SUPPLIED RECORDS ::
====

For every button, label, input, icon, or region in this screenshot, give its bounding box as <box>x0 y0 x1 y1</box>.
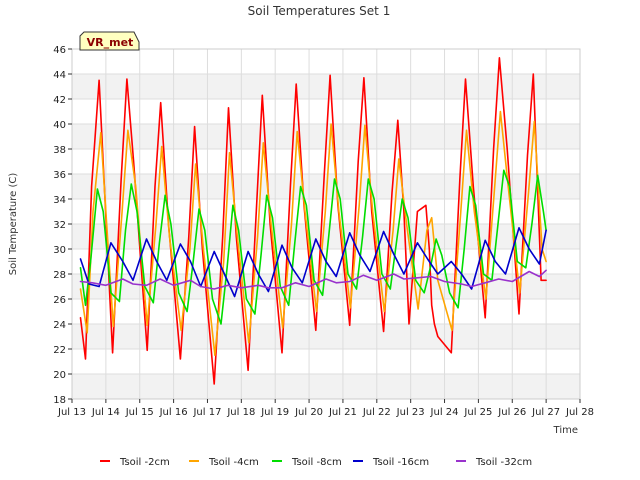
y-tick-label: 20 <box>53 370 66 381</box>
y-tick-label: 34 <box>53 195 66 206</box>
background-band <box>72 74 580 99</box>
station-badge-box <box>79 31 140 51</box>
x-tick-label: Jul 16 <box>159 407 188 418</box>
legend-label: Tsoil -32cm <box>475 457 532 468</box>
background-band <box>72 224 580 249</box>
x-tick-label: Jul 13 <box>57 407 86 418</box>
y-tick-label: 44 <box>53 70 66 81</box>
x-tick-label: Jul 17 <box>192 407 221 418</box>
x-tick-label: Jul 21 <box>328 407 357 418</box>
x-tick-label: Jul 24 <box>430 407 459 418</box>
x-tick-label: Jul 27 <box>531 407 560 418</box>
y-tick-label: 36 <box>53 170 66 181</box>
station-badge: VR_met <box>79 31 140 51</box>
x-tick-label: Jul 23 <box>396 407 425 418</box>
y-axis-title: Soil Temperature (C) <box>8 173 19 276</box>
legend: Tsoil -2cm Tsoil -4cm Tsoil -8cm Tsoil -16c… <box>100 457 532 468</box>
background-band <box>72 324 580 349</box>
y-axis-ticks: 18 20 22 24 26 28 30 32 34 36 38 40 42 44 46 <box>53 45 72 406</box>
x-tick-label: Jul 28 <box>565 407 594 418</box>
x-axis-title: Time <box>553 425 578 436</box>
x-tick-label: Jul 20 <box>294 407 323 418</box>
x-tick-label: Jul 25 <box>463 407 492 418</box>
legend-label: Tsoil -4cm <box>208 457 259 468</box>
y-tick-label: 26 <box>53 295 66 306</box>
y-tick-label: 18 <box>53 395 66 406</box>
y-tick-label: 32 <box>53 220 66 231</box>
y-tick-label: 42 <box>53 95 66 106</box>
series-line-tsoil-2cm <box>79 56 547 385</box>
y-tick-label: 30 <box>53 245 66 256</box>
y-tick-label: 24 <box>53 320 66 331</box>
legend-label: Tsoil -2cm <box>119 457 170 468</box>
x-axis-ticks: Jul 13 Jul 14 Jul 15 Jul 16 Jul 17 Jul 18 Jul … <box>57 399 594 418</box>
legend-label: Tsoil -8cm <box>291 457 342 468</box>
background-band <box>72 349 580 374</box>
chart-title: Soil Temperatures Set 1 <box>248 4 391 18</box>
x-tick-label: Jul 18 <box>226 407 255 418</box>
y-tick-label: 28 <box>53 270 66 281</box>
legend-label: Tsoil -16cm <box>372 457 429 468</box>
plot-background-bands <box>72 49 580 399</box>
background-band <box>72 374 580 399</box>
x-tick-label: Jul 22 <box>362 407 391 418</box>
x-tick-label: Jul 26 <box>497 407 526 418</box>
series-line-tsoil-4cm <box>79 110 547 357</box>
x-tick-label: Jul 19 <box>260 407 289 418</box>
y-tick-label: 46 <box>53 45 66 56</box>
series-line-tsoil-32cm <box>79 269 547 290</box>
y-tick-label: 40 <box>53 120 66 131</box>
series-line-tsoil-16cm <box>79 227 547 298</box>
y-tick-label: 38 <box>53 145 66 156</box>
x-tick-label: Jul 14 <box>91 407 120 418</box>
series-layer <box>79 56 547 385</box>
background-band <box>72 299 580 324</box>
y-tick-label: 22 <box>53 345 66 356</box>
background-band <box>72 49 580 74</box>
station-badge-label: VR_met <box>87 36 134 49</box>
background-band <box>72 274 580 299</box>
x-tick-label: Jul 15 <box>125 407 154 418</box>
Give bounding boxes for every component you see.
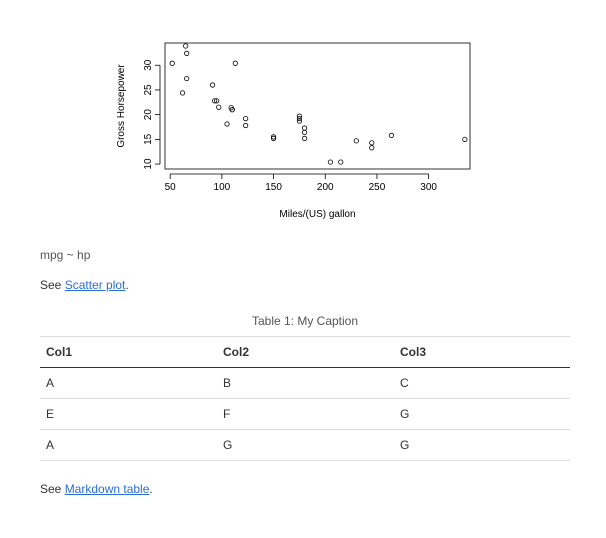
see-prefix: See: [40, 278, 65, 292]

====

WHAT IS BEING ASKED ::
Please repeat, unchanged, everything in the material above from the line containing "y-tick-label: 20 <box>53 370 66 381</box>" down to the line containing "legend-label: Tsoil -4cm", including both of those lines.

RESPONSE FOR THIS EXERCISE ::
y-tick-label: 20 <box>53 370 66 381</box>
y-tick-label: 34 <box>53 195 66 206</box>
background-band <box>72 74 580 99</box>
station-badge-box <box>79 31 140 51</box>
x-tick-label: Jul 16 <box>159 407 188 418</box>
legend-label: Tsoil -32cm <box>475 457 532 468</box>
background-band <box>72 224 580 249</box>
x-tick-label: Jul 13 <box>57 407 86 418</box>
y-tick-label: 44 <box>53 70 66 81</box>
x-tick-label: Jul 17 <box>192 407 221 418</box>
x-tick-label: Jul 21 <box>328 407 357 418</box>
x-tick-label: Jul 24 <box>430 407 459 418</box>
x-tick-label: Jul 27 <box>531 407 560 418</box>
y-tick-label: 36 <box>53 170 66 181</box>
station-badge: VR_met <box>79 31 140 51</box>
x-tick-label: Jul 23 <box>396 407 425 418</box>
y-axis-title: Soil Temperature (C) <box>8 173 19 276</box>
legend: Tsoil -2cm Tsoil -4cm Tsoil -8cm Tsoil -16c… <box>100 457 532 468</box>
background-band <box>72 324 580 349</box>
y-axis-ticks: 18 20 22 24 26 28 30 32 34 36 38 40 42 44 46 <box>53 45 72 406</box>
x-tick-label: Jul 28 <box>565 407 594 418</box>
x-axis-title: Time <box>553 425 578 436</box>
x-tick-label: Jul 20 <box>294 407 323 418</box>
x-tick-label: Jul 25 <box>463 407 492 418</box>
legend-label: Tsoil -4cm <box>208 457 259 468</box>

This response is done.